| TASK GOAL |
Transcribe every line of the listing below without any deviation.

--------------------

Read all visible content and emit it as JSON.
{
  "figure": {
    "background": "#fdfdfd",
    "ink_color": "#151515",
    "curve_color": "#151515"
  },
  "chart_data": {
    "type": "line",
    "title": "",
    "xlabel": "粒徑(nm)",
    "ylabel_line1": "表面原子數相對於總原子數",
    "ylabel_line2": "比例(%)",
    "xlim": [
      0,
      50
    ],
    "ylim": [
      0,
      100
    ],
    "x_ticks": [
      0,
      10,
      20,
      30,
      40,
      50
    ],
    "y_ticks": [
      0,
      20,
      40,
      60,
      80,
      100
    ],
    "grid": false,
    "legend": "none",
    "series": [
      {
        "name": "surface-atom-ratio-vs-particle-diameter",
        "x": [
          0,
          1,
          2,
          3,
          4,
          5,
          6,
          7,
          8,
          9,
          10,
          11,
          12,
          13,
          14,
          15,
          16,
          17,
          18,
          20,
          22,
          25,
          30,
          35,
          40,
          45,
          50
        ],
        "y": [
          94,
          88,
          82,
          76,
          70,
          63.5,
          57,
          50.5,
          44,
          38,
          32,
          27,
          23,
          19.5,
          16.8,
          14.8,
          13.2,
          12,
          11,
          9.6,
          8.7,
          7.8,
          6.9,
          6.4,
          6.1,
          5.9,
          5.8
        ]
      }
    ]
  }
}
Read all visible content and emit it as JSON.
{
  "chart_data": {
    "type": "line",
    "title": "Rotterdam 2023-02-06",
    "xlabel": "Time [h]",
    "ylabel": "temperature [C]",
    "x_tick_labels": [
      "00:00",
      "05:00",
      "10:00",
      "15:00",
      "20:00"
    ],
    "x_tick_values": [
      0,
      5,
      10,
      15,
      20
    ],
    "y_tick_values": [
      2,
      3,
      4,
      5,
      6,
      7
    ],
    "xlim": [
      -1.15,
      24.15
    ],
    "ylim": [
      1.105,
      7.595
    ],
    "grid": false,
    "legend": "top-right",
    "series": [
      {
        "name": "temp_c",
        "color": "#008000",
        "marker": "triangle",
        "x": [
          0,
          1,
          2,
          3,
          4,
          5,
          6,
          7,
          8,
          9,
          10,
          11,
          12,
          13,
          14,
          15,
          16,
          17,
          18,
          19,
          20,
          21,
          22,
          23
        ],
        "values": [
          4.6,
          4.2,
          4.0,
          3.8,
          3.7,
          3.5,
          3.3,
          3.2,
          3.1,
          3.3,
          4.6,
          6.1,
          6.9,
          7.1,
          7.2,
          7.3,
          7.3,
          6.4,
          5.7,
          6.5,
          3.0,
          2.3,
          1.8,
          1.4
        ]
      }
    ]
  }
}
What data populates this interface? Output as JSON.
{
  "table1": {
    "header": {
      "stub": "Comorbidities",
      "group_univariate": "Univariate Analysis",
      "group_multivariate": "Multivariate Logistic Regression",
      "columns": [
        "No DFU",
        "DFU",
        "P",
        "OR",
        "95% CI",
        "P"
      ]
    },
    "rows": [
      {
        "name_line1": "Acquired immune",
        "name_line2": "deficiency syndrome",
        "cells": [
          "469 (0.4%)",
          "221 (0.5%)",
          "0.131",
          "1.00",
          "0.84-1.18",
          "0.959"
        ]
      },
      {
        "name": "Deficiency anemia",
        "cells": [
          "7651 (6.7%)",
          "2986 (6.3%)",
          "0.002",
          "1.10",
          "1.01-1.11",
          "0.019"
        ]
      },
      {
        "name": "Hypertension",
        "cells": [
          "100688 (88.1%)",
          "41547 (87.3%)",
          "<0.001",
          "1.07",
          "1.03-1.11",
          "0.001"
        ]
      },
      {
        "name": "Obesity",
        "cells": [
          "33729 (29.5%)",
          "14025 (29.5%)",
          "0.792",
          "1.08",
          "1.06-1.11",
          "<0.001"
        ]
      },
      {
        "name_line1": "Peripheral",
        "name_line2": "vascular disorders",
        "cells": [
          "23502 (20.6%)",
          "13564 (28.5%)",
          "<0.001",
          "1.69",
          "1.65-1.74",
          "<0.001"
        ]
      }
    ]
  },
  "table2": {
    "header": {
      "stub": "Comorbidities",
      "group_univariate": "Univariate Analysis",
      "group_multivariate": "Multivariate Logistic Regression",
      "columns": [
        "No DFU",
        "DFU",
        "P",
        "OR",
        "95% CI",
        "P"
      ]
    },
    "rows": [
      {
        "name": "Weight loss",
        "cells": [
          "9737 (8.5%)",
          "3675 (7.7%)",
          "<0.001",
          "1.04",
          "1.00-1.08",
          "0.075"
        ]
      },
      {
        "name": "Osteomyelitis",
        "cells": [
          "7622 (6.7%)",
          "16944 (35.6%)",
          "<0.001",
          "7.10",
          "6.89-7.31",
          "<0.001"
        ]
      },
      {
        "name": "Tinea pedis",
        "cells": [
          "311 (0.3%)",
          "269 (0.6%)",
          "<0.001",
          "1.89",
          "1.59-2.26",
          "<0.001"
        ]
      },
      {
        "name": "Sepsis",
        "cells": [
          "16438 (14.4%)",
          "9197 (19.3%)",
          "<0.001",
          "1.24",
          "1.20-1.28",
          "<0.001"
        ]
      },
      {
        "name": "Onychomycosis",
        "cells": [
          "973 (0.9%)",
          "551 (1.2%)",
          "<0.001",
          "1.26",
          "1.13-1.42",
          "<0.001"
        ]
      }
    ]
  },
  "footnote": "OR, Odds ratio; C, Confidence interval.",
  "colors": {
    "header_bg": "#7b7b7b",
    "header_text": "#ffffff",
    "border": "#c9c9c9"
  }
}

--------------------

| EXERCISE RESPONSE |
Read all visible content and emit it as JSON.
{
  "figure": {
    "background": "#fdfdfd",
    "ink_color": "#151515",
    "curve_color": "#151515"
  },
  "chart_data": {
    "type": "line",
    "title": "",
    "xlabel": "粒徑(nm)",
    "ylabel_line1": "表面原子數相對於總原子數",
    "ylabel_line2": "比例(%)",
    "xlim": [
      0,
      50
    ],
    "ylim": [
      0,
      100
    ],
    "x_ticks": [
      0,
      10,
      20,
      30,
      40,
      50
    ],
    "y_ticks": [
      0,
      20,
      40,
      60,
      80,
      100
    ],
    "grid": false,
    "legend": "none",
    "series": [
      {
        "name": "surface-atom-ratio-vs-particle-diameter",
        "x": [
          0,
          1,
          2,
          3,
          4,
          5,
          6,
          7,
          8,
          9,
          10,
          11,
          12,
          13,
          14,
          15,
          16,
          17,
          18,
          20,
          22,
          25,
          30,
          35,
          40,
          45,
          50
        ],
        "y": [
          94,
          88,
          82,
          76,
          70,
          63.5,
          57,
          50.5,
          44,
          38,
          32,
          27,
          23,
          19.5,
          16.8,
          14.8,
          13.2,
          12,
          11,
          9.6,
          8.7,
          7.8,
          6.9,
          6.4,
          6.1,
          5.9,
          5.8
        ]
      }
    ]
  }
}
Read all visible content and emit it as JSON.
{
  "chart_data": {
    "type": "line",
    "title": "Rotterdam 2023-02-06",
    "xlabel": "Time [h]",
    "ylabel": "temperature [C]",
    "x_tick_labels": [
      "00:00",
      "05:00",
      "10:00",
      "15:00",
      "20:00"
    ],
    "x_tick_values": [
      0,
      5,
      10,
      15,
      20
    ],
    "y_tick_values": [
      2,
      3,
      4,
      5,
      6,
      7
    ],
    "xlim": [
      -1.15,
      24.15
    ],
    "ylim": [
      1.105,
      7.595
    ],
    "grid": false,
    "legend": "top-right",
    "series": [
      {
        "name": "temp_c",
        "color": "#008000",
        "marker": "triangle",
        "x": [
          0,
          1,
          2,
          3,
          4,
          5,
          6,
          7,
          8,
          9,
          10,
          11,
          12,
          13,
          14,
          15,
          16,
          17,
          18,
          19,
          20,
          21,
          22,
          23
        ],
        "values": [
          4.6,
          4.2,
          4.0,
          3.8,
          3.7,
          3.5,
          3.3,
          3.2,
          3.1,
          3.3,
          4.6,
          6.1,
          6.9,
          7.1,
          7.2,
          7.3,
          7.3,
          6.4,
          5.7,
          6.5,
          3.0,
          2.3,
          1.8,
          1.4
        ]
      }
    ]
  }
}
What data populates this interface? Output as JSON.
{
  "table1": {
    "header": {
      "stub": "Comorbidities",
      "group_univariate": "Univariate Analysis",
      "group_multivariate": "Multivariate Logistic Regression",
      "columns": [
        "No DFU",
        "DFU",
        "P",
        "OR",
        "95% CI",
        "P"
      ]
    },
    "rows": [
      {
        "name_line1": "Acquired immune",
        "name_line2": "deficiency syndrome",
        "cells": [
          "469 (0.4%)",
          "221 (0.5%)",
          "0.131",
          "1.00",
          "0.84-1.18",
          "0.959"
        ]
      },
      {
        "name": "Deficiency anemia",
        "cells": [
          "7651 (6.7%)",
          "2986 (6.3%)",
          "0.002",
          "1.10",
          "1.01-1.11",
          "0.019"
        ]
      },
      {
        "name": "Hypertension",
        "cells": [
          "100688 (88.1%)",
          "41547 (87.3%)",
          "<0.001",
          "1.07",
          "1.03-1.11",
          "0.001"
        ]
      },
      {
        "name": "Obesity",
        "cells": [
          "33729 (29.5%)",
          "14025 (29.5%)",
          "0.792",
          "1.08",
          "1.06-1.11",
          "<0.001"
        ]
      },
      {
        "name_line1": "Peripheral",
        "name_line2": "vascular disorders",
        "cells": [
          "23502 (20.6%)",
          "13564 (28.5%)",
          "<0.001",
          "1.69",
          "1.65-1.74",
          "<0.001"
        ]
      }
    ]
  },
  "table2": {
    "header": {
      "stub": "Comorbidities",
      "group_univariate": "Univariate Analysis",
      "group_multivariate": "Multivariate Logistic Regression",
      "columns": [
        "No DFU",
        "DFU",
        "P",
        "OR",
        "95% CI",
        "P"
      ]
    },
    "rows": [
      {
        "name": "Weight loss",
        "cells": [
          "9737 (8.5%)",
          "3675 (7.7%)",
          "<0.001",
          "1.04",
          "1.00-1.08",
          "0.075"
        ]
      },
      {
        "name": "Osteomyelitis",
        "cells": [
          "7622 (6.7%)",
          "16944 (35.6%)",
          "<0.001",
          "7.10",
          "6.89-7.31",
          "<0.001"
        ]
      },
      {
        "name": "Tinea pedis",
        "cells": [
          "311 (0.3%)",
          "269 (0.6%)",
          "<0.001",
          "1.89",
          "1.59-2.26",
          "<0.001"
        ]
      },
      {
        "name": "Sepsis",
        "cells": [
          "16438 (14.4%)",
          "9197 (19.3%)",
          "<0.001",
          "1.24",
          "1.20-1.28",
          "<0.001"
        ]
      },
      {
        "name": "Onychomycosis",
        "cells": [
          "973 (0.9%)",
          "551 (1.2%)",
          "<0.001",
          "1.26",
          "1.13-1.42",
          "<0.001"
        ]
      }
    ]
  },
  "footnote": "OR, Odds ratio; C, Confidence interval.",
  "colors": {
    "header_bg": "#7b7b7b",
    "header_text": "#ffffff",
    "border": "#c9c9c9"
  }
}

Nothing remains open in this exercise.